══ Given data
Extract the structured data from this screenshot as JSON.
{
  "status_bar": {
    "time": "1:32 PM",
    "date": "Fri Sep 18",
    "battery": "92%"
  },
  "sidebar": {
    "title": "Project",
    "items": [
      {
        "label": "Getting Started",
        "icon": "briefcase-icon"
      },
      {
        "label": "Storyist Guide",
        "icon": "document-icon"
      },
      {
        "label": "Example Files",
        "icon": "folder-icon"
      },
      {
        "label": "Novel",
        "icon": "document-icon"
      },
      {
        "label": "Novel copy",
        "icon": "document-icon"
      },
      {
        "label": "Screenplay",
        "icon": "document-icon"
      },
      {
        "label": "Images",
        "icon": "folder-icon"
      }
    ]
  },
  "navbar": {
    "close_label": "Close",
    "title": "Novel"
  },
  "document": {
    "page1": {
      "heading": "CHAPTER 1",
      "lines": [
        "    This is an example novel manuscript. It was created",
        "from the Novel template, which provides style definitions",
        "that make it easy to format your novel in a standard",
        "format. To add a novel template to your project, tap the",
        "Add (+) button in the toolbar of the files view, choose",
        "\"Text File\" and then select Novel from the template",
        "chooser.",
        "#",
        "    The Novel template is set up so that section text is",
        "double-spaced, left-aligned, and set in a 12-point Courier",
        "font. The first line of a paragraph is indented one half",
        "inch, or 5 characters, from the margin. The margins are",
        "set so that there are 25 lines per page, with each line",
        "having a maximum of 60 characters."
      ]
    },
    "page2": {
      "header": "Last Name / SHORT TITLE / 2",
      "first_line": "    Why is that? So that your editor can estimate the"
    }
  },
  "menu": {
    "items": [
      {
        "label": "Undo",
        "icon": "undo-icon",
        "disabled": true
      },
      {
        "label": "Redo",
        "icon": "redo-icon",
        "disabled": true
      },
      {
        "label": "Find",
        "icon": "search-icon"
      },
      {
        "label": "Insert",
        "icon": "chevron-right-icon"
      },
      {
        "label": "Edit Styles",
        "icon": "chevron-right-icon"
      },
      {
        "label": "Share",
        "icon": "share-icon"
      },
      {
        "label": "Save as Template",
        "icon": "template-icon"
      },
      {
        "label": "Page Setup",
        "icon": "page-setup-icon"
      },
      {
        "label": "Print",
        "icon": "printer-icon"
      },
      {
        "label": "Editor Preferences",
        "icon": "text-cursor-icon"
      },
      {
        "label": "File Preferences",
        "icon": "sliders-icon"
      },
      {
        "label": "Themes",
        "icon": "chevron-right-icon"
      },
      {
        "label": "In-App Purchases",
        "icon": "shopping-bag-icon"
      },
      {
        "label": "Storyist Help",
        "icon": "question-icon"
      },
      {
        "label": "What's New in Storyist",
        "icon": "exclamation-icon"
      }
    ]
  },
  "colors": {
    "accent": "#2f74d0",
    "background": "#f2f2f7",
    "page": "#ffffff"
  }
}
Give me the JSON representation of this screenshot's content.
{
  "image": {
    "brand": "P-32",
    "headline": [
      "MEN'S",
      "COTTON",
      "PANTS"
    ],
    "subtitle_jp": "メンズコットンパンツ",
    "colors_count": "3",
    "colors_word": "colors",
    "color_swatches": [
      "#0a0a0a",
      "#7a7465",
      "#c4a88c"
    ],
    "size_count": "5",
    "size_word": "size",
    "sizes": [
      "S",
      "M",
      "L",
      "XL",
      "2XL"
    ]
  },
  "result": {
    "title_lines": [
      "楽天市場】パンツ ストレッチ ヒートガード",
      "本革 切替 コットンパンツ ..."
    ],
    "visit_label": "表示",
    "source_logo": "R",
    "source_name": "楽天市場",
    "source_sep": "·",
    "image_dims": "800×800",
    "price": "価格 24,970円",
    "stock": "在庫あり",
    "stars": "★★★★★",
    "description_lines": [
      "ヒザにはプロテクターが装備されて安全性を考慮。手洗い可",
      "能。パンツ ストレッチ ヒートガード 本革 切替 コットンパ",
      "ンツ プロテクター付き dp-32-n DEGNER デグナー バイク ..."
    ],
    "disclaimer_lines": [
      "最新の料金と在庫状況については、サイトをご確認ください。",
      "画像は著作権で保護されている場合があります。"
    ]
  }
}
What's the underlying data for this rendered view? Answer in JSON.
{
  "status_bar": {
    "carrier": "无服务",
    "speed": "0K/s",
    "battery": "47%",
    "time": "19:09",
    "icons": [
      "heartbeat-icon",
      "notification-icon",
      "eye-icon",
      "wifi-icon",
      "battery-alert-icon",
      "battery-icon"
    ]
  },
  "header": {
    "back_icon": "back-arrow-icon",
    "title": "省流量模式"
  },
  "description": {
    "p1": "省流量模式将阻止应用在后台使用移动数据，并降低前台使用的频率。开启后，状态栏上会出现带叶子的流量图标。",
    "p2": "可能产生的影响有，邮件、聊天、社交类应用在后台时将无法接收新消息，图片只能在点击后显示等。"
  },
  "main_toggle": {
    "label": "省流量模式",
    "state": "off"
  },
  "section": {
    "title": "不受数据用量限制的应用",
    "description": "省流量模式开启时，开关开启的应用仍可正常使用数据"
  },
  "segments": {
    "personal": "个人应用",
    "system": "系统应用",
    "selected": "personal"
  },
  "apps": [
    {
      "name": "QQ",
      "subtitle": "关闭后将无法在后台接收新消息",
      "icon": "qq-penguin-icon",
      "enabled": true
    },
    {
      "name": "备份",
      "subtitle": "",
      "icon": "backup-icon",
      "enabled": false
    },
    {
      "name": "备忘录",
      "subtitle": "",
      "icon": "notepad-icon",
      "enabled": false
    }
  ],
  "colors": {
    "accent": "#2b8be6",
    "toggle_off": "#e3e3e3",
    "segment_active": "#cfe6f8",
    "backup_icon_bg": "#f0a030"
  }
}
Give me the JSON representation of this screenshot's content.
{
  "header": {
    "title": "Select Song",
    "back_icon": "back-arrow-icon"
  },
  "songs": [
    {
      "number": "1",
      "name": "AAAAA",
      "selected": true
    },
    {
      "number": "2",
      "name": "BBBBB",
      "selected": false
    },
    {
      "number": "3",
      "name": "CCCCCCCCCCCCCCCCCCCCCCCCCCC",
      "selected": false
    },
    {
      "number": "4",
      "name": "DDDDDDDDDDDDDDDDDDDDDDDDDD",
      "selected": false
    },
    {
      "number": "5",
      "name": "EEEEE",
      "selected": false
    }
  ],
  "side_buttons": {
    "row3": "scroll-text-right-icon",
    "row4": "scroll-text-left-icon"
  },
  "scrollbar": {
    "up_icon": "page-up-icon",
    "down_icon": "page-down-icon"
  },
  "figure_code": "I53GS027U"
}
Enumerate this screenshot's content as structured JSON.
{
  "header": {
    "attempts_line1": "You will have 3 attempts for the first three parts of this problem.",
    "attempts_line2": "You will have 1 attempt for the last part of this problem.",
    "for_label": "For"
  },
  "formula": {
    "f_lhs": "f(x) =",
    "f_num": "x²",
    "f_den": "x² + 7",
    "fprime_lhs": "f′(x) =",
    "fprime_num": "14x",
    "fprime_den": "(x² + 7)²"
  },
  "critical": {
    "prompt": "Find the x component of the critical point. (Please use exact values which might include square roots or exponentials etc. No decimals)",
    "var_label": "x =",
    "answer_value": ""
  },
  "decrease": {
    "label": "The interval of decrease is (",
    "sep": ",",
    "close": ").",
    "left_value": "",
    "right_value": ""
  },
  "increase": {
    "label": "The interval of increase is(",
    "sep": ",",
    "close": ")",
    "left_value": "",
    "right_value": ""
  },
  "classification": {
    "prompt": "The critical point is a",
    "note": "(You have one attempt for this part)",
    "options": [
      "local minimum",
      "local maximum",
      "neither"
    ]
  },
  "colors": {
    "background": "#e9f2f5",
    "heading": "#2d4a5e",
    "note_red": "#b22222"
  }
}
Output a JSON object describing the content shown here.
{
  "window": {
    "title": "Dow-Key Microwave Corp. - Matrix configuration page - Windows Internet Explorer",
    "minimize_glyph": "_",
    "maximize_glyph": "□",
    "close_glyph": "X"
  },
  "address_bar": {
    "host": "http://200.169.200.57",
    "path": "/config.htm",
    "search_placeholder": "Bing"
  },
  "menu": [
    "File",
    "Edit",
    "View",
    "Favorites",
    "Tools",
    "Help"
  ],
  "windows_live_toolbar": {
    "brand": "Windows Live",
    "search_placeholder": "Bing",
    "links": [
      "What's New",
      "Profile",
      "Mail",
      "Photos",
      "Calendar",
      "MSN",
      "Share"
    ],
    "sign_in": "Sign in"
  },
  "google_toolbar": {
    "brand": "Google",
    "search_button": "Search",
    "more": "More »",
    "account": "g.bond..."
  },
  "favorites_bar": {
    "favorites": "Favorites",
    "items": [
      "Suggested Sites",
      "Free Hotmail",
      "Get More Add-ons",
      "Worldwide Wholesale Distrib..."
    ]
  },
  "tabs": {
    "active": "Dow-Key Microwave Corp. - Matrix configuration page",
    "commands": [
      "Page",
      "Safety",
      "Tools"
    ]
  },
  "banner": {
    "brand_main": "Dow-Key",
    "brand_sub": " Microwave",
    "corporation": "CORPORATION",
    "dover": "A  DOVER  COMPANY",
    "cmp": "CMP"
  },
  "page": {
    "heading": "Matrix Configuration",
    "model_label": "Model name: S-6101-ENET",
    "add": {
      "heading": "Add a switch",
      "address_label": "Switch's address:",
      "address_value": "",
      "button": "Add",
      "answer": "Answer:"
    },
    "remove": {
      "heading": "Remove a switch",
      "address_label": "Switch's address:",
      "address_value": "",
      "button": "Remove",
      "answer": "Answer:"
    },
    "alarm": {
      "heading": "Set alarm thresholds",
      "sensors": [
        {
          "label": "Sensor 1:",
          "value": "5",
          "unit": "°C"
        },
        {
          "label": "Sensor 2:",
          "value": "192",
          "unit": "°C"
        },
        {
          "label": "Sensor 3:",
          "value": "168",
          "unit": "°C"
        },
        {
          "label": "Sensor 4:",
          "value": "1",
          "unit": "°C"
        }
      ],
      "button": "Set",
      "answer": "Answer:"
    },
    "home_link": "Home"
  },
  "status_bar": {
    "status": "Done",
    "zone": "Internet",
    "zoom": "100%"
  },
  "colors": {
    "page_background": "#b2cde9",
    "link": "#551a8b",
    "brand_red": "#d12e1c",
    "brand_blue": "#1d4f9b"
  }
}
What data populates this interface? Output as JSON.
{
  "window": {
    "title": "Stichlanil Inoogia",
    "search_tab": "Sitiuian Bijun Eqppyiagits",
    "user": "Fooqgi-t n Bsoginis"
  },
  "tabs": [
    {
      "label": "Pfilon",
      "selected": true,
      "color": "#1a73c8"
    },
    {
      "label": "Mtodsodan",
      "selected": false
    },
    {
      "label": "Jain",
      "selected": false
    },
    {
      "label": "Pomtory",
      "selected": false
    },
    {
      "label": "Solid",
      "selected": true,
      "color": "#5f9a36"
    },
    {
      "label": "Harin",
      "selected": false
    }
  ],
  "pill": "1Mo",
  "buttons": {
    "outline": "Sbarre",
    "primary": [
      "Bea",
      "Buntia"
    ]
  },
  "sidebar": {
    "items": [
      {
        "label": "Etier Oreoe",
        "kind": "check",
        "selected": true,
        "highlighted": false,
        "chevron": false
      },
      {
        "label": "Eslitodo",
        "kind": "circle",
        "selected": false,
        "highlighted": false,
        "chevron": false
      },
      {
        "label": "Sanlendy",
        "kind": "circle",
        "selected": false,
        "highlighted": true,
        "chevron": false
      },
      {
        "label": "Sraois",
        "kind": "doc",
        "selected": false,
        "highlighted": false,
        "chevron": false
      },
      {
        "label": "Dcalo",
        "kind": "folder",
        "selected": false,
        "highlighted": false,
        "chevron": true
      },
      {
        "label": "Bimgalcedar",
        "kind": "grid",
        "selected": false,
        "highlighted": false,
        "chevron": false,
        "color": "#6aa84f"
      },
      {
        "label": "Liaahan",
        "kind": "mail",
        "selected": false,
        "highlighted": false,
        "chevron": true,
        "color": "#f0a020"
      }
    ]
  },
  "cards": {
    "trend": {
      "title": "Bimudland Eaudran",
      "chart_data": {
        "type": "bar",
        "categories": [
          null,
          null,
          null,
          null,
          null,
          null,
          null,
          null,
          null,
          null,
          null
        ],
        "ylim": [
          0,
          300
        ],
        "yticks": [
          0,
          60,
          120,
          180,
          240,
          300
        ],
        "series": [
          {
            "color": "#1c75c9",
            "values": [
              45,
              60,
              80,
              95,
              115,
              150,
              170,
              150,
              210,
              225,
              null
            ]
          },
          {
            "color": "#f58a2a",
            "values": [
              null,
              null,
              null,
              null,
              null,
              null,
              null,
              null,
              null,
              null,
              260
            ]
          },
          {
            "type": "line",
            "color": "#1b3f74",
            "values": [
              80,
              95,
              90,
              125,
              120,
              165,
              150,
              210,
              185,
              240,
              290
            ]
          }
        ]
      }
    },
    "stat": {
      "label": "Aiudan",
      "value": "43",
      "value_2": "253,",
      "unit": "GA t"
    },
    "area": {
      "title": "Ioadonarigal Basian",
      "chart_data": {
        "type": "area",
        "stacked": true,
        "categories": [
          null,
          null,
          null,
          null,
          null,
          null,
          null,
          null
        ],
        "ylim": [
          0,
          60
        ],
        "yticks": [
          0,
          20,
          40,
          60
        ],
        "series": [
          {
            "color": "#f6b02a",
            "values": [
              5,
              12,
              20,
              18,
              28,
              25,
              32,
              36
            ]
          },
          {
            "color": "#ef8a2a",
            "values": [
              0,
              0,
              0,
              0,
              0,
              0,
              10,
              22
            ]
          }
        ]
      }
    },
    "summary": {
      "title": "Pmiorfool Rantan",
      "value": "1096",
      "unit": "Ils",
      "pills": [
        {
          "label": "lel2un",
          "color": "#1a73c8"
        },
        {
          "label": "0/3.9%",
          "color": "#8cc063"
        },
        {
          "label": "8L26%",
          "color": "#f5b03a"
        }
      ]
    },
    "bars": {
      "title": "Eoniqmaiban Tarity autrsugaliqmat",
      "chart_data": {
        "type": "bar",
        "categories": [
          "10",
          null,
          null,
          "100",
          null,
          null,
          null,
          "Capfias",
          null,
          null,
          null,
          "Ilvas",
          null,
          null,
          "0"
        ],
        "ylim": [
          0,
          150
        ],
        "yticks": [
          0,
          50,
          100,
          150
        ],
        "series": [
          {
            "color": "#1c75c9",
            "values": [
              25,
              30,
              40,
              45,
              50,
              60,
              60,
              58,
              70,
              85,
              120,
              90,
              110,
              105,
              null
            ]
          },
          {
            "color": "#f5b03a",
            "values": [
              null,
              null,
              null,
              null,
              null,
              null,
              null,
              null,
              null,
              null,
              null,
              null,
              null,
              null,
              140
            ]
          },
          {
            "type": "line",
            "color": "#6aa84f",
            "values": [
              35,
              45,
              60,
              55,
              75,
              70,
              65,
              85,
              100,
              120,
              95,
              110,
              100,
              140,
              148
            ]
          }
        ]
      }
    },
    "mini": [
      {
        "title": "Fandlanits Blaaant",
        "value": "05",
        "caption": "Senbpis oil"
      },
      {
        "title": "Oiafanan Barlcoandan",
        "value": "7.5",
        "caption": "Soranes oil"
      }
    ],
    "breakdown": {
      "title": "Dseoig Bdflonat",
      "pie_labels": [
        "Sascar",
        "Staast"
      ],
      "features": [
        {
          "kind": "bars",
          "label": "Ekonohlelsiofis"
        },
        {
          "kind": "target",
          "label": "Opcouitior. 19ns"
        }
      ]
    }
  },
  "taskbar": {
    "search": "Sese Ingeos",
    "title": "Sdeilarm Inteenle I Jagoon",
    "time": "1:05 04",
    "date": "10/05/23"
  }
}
════
Required task: Copy every line that includes the string "JSON" from the material above.

Reply to the exercise:
Extract the structured data from this screenshot as JSON.
Give me the JSON representation of this screenshot's content.
What's the underlying data for this rendered view? Answer in JSON.
Give me the JSON representation of this screenshot's content.
Enumerate this screenshot's content as structured JSON.
Output a JSON object describing the content shown here.
What data populates this interface? Output as JSON.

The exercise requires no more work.